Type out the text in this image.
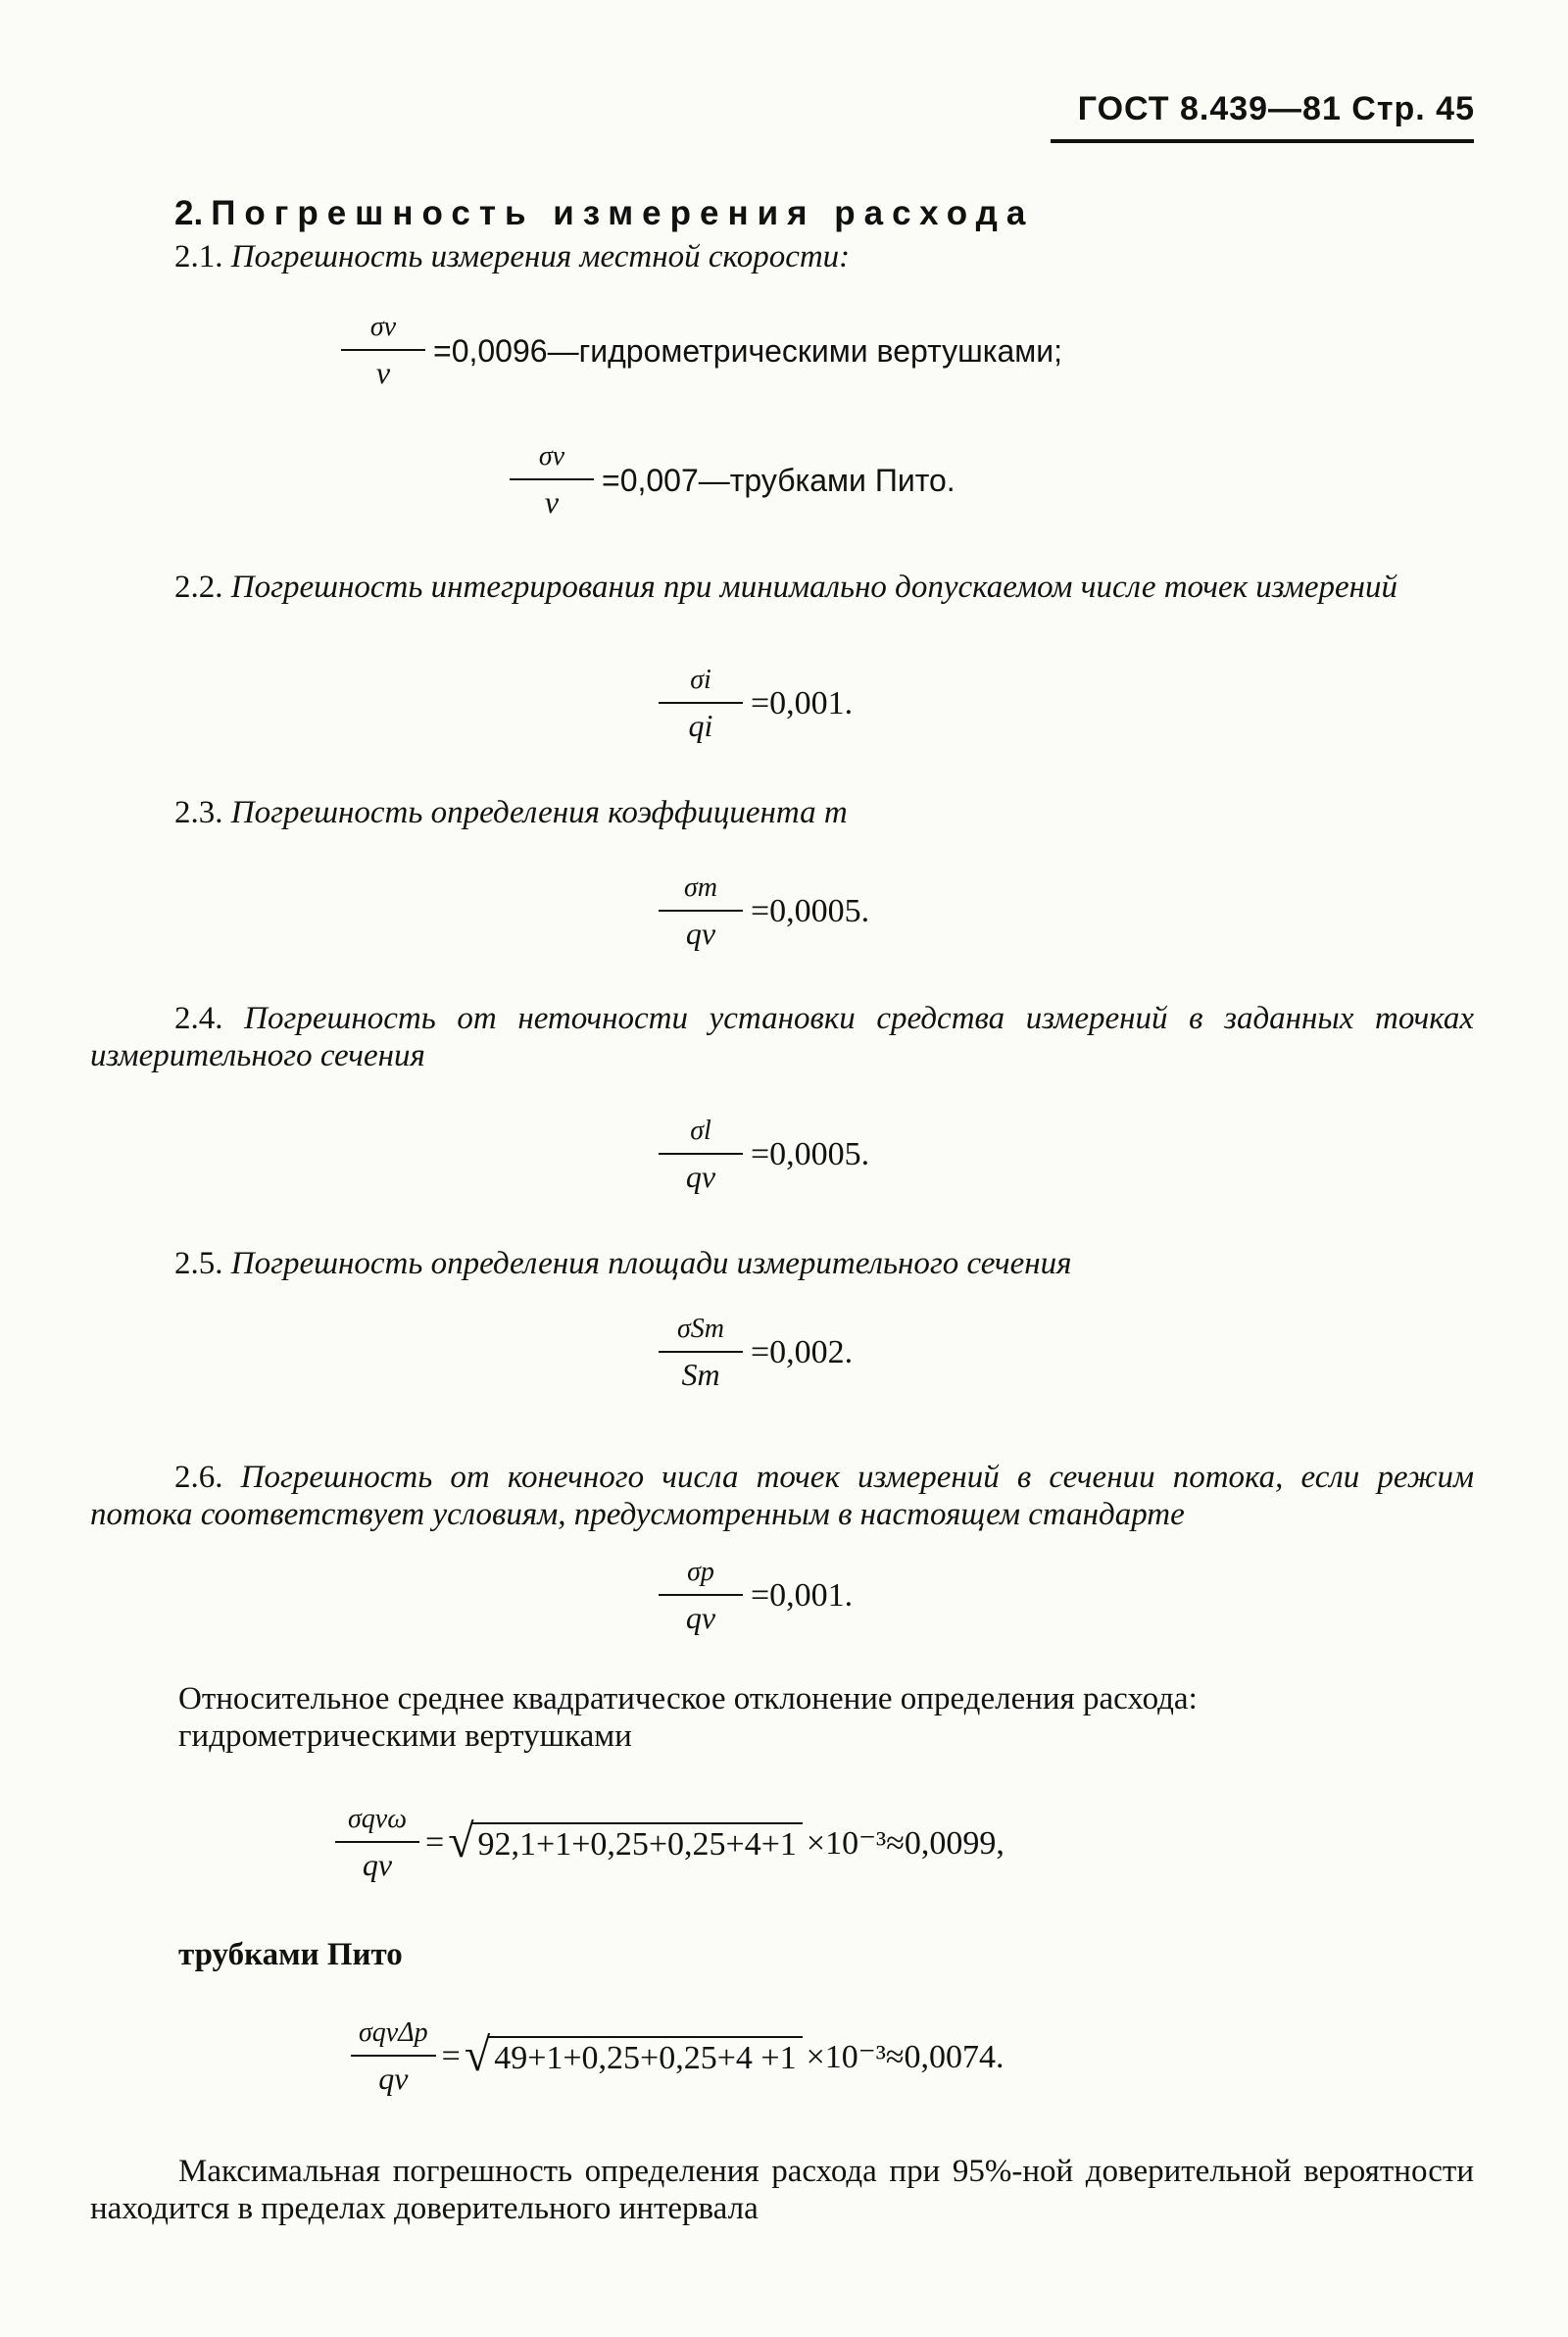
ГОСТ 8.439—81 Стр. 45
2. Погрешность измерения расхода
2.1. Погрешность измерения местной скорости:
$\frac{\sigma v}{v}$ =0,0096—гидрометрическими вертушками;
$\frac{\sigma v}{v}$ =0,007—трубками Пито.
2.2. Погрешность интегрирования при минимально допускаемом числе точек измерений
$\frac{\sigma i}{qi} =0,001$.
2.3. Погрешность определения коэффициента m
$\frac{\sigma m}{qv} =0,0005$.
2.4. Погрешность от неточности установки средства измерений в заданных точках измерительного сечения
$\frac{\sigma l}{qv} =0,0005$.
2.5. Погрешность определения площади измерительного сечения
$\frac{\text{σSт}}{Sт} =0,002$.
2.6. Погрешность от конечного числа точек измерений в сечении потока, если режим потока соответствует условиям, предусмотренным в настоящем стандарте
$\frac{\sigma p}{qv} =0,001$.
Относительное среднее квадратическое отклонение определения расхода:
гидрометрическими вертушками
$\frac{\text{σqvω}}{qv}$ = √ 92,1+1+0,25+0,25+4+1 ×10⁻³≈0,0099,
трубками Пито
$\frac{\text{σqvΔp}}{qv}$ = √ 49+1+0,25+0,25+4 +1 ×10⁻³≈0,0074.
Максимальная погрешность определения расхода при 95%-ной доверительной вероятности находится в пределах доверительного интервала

++++++++++

_Problem details_.
Filter the records above and return every line that holds the word "точек".

_Answer below_.
2.2. Погрешность интегрирования при минимально допускаемом числе точек измерений
2.6. Погрешность от конечного числа точек измерений в сечении потока, если режим потока соответствует условиям, предусмотренным в настоящем стандарте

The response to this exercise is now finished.